Every entry must be echoed exactly.
>>>>
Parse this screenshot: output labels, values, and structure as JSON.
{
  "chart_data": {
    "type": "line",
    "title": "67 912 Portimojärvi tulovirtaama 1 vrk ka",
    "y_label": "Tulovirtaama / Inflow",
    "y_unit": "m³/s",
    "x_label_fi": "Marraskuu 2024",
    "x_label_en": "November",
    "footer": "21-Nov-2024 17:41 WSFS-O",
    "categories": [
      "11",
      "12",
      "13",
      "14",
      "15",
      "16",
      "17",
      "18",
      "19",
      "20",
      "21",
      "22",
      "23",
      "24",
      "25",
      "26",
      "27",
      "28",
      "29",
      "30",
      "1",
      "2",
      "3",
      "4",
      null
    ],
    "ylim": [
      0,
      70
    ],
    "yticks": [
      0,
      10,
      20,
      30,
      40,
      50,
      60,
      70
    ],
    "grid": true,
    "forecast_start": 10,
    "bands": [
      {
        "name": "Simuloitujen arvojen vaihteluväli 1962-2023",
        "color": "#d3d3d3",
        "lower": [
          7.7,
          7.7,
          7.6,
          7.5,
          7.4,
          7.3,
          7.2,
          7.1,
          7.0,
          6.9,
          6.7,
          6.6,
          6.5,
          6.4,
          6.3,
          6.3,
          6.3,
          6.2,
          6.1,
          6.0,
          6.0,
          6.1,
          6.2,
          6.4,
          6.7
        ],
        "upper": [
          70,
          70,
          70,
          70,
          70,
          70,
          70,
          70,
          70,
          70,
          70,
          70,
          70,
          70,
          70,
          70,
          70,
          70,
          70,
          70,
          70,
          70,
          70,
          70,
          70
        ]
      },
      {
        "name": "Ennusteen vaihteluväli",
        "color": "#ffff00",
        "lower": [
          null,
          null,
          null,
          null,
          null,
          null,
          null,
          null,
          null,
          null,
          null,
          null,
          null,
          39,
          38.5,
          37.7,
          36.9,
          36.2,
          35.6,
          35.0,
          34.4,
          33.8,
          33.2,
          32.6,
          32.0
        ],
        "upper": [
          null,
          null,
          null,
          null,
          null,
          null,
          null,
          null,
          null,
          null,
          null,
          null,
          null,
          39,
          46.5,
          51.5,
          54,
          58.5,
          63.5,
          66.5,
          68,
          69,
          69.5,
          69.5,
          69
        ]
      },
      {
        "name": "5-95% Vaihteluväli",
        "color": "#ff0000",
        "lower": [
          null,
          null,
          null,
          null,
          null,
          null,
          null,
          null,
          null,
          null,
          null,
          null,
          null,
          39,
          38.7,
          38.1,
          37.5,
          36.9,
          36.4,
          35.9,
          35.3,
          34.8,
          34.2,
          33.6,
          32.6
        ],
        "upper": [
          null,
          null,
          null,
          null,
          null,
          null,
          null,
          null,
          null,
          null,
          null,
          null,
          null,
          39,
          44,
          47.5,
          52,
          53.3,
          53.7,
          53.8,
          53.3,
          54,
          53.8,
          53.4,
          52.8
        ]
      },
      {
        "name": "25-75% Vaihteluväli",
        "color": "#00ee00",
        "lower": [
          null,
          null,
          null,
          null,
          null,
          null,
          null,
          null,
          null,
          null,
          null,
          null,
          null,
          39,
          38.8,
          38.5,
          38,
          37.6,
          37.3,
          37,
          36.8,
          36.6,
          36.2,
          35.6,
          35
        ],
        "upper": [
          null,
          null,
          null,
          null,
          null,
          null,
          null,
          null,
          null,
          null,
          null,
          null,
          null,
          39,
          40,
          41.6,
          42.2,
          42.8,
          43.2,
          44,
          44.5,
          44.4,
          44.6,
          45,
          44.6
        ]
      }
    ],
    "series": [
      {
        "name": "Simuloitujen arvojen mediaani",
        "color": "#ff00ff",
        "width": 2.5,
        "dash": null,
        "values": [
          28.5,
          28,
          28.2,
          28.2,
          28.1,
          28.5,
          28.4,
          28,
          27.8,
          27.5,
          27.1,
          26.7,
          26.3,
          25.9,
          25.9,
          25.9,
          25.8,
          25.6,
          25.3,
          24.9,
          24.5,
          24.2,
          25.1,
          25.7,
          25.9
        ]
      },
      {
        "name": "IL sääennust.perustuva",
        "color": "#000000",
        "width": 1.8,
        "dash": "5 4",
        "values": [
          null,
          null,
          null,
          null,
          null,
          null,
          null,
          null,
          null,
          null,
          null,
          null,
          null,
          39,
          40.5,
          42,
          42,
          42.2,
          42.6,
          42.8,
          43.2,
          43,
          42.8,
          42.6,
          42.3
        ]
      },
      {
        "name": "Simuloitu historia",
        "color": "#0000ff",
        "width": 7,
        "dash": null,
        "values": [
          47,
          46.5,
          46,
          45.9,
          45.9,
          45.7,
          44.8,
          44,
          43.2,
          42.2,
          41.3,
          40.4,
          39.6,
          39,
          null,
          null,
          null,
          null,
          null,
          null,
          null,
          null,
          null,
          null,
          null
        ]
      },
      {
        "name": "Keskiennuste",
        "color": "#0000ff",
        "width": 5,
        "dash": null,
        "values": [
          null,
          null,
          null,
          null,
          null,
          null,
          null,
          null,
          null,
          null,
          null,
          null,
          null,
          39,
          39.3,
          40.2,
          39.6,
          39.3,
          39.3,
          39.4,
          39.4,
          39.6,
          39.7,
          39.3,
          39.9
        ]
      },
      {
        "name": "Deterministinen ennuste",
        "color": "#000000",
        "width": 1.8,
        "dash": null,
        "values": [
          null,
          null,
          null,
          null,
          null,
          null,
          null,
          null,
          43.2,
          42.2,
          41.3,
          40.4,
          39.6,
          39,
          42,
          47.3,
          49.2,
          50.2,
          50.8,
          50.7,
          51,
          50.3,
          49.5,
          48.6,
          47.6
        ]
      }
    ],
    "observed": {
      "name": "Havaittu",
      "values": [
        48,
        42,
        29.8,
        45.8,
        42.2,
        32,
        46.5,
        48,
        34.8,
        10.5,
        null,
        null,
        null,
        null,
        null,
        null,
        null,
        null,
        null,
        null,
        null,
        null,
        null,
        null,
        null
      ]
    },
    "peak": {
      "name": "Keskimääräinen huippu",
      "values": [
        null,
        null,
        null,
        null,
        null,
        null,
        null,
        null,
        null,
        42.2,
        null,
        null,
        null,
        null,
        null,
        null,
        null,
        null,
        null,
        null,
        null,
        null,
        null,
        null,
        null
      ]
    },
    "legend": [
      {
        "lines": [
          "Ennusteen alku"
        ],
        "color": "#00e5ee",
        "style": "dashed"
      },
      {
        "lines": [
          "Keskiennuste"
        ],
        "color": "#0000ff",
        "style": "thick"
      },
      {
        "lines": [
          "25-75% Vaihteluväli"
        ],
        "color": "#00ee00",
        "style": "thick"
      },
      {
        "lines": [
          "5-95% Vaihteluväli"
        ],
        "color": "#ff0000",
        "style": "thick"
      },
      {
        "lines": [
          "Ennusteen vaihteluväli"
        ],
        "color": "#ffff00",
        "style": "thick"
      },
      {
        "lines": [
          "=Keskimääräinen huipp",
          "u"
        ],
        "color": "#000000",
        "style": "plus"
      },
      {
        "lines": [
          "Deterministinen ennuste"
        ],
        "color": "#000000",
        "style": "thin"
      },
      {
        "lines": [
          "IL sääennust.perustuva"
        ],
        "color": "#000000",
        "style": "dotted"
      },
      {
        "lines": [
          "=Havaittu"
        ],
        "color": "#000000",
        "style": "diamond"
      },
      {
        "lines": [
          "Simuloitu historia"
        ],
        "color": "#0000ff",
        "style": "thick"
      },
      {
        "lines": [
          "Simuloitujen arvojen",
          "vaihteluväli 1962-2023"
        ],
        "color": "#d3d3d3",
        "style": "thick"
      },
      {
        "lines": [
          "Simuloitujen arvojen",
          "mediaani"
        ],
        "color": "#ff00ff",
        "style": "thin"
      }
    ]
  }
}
<<<<
* [Result]:
Parse this screenshot: output labels, values, and structure as JSON.
{
  "chart_data": {
    "type": "line",
    "title": "67 912 Portimojärvi tulovirtaama 1 vrk ka",
    "y_label": "Tulovirtaama / Inflow",
    "y_unit": "m³/s",
    "x_label_fi": "Marraskuu 2024",
    "x_label_en": "November",
    "footer": "21-Nov-2024 17:41 WSFS-O",
    "categories": [
      "11",
      "12",
      "13",
      "14",
      "15",
      "16",
      "17",
      "18",
      "19",
      "20",
      "21",
      "22",
      "23",
      "24",
      "25",
      "26",
      "27",
      "28",
      "29",
      "30",
      "1",
      "2",
      "3",
      "4",
      null
    ],
    "ylim": [
      0,
      70
    ],
    "yticks": [
      0,
      10,
      20,
      30,
      40,
      50,
      60,
      70
    ],
    "grid": true,
    "forecast_start": 10,
    "bands": [
      {
        "name": "Simuloitujen arvojen vaihteluväli 1962-2023",
        "color": "#d3d3d3",
        "lower": [
          7.7,
          7.7,
          7.6,
          7.5,
          7.4,
          7.3,
          7.2,
          7.1,
          7.0,
          6.9,
          6.7,
          6.6,
          6.5,
          6.4,
          6.3,
          6.3,
          6.3,
          6.2,
          6.1,
          6.0,
          6.0,
          6.1,
          6.2,
          6.4,
          6.7
        ],
        "upper": [
          70,
          70,
          70,
          70,
          70,
          70,
          70,
          70,
          70,
          70,
          70,
          70,
          70,
          70,
          70,
          70,
          70,
          70,
          70,
          70,
          70,
          70,
          70,
          70,
          70
        ]
      },
      {
        "name": "Ennusteen vaihteluväli",
        "color": "#ffff00",
        "lower": [
          null,
          null,
          null,
          null,
          null,
          null,
          null,
          null,
          null,
          null,
          null,
          null,
          null,
          39,
          38.5,
          37.7,
          36.9,
          36.2,
          35.6,
          35.0,
          34.4,
          33.8,
          33.2,
          32.6,
          32.0
        ],
        "upper": [
          null,
          null,
          null,
          null,
          null,
          null,
          null,
          null,
          null,
          null,
          null,
          null,
          null,
          39,
          46.5,
          51.5,
          54,
          58.5,
          63.5,
          66.5,
          68,
          69,
          69.5,
          69.5,
          69
        ]
      },
      {
        "name": "5-95% Vaihteluväli",
        "color": "#ff0000",
        "lower": [
          null,
          null,
          null,
          null,
          null,
          null,
          null,
          null,
          null,
          null,
          null,
          null,
          null,
          39,
          38.7,
          38.1,
          37.5,
          36.9,
          36.4,
          35.9,
          35.3,
          34.8,
          34.2,
          33.6,
          32.6
        ],
        "upper": [
          null,
          null,
          null,
          null,
          null,
          null,
          null,
          null,
          null,
          null,
          null,
          null,
          null,
          39,
          44,
          47.5,
          52,
          53.3,
          53.7,
          53.8,
          53.3,
          54,
          53.8,
          53.4,
          52.8
        ]
      },
      {
        "name": "25-75% Vaihteluväli",
        "color": "#00ee00",
        "lower": [
          null,
          null,
          null,
          null,
          null,
          null,
          null,
          null,
          null,
          null,
          null,
          null,
          null,
          39,
          38.8,
          38.5,
          38,
          37.6,
          37.3,
          37,
          36.8,
          36.6,
          36.2,
          35.6,
          35
        ],
        "upper": [
          null,
          null,
          null,
          null,
          null,
          null,
          null,
          null,
          null,
          null,
          null,
          null,
          null,
          39,
          40,
          41.6,
          42.2,
          42.8,
          43.2,
          44,
          44.5,
          44.4,
          44.6,
          45,
          44.6
        ]
      }
    ],
    "series": [
      {
        "name": "Simuloitujen arvojen mediaani",
        "color": "#ff00ff",
        "width": 2.5,
        "dash": null,
        "values": [
          28.5,
          28,
          28.2,
          28.2,
          28.1,
          28.5,
          28.4,
          28,
          27.8,
          27.5,
          27.1,
          26.7,
          26.3,
          25.9,
          25.9,
          25.9,
          25.8,
          25.6,
          25.3,
          24.9,
          24.5,
          24.2,
          25.1,
          25.7,
          25.9
        ]
      },
      {
        "name": "IL sääennust.perustuva",
        "color": "#000000",
        "width": 1.8,
        "dash": "5 4",
        "values": [
          null,
          null,
          null,
          null,
          null,
          null,
          null,
          null,
          null,
          null,
          null,
          null,
          null,
          39,
          40.5,
          42,
          42,
          42.2,
          42.6,
          42.8,
          43.2,
          43,
          42.8,
          42.6,
          42.3
        ]
      },
      {
        "name": "Simuloitu historia",
        "color": "#0000ff",
        "width": 7,
        "dash": null,
        "values": [
          47,
          46.5,
          46,
          45.9,
          45.9,
          45.7,
          44.8,
          44,
          43.2,
          42.2,
          41.3,
          40.4,
          39.6,
          39,
          null,
          null,
          null,
          null,
          null,
          null,
          null,
          null,
          null,
          null,
          null
        ]
      },
      {
        "name": "Keskiennuste",
        "color": "#0000ff",
        "width": 5,
        "dash": null,
        "values": [
          null,
          null,
          null,
          null,
          null,
          null,
          null,
          null,
          null,
          null,
          null,
          null,
          null,
          39,
          39.3,
          40.2,
          39.6,
          39.3,
          39.3,
          39.4,
          39.4,
          39.6,
          39.7,
          39.3,
          39.9
        ]
      },
      {
        "name": "Deterministinen ennuste",
        "color": "#000000",
        "width": 1.8,
        "dash": null,
        "values": [
          null,
          null,
          null,
          null,
          null,
          null,
          null,
          null,
          43.2,
          42.2,
          41.3,
          40.4,
          39.6,
          39,
          42,
          47.3,
          49.2,
          50.2,
          50.8,
          50.7,
          51,
          50.3,
          49.5,
          48.6,
          47.6
        ]
      }
    ],
    "observed": {
      "name": "Havaittu",
      "values": [
        48,
        42,
        29.8,
        45.8,
        42.2,
        32,
        46.5,
        48,
        34.8,
        10.5,
        null,
        null,
        null,
        null,
        null,
        null,
        null,
        null,
        null,
        null,
        null,
        null,
        null,
        null,
        null
      ]
    },
    "peak": {
      "name": "Keskimääräinen huippu",
      "values": [
        null,
        null,
        null,
        null,
        null,
        null,
        null,
        null,
        null,
        42.2,
        null,
        null,
        null,
        null,
        null,
        null,
        null,
        null,
        null,
        null,
        null,
        null,
        null,
        null,
        null
      ]
    },
    "legend": [
      {
        "lines": [
          "Ennusteen alku"
        ],
        "color": "#00e5ee",
        "style": "dashed"
      },
      {
        "lines": [
          "Keskiennuste"
        ],
        "color": "#0000ff",
        "style": "thick"
      },
      {
        "lines": [
          "25-75% Vaihteluväli"
        ],
        "color": "#00ee00",
        "style": "thick"
      },
      {
        "lines": [
          "5-95% Vaihteluväli"
        ],
        "color": "#ff0000",
        "style": "thick"
      },
      {
        "lines": [
          "Ennusteen vaihteluväli"
        ],
        "color": "#ffff00",
        "style": "thick"
      },
      {
        "lines": [
          "=Keskimääräinen huipp",
          "u"
        ],
        "color": "#000000",
        "style": "plus"
      },
      {
        "lines": [
          "Deterministinen ennuste"
        ],
        "color": "#000000",
        "style": "thin"
      },
      {
        "lines": [
          "IL sääennust.perustuva"
        ],
        "color": "#000000",
        "style": "dotted"
      },
      {
        "lines": [
          "=Havaittu"
        ],
        "color": "#000000",
        "style": "diamond"
      },
      {
        "lines": [
          "Simuloitu historia"
        ],
        "color": "#0000ff",
        "style": "thick"
      },
      {
        "lines": [
          "Simuloitujen arvojen",
          "vaihteluväli 1962-2023"
        ],
        "color": "#d3d3d3",
        "style": "thick"
      },
      {
        "lines": [
          "Simuloitujen arvojen",
          "mediaani"
        ],
        "color": "#ff00ff",
        "style": "thin"
      }
    ]
  }
}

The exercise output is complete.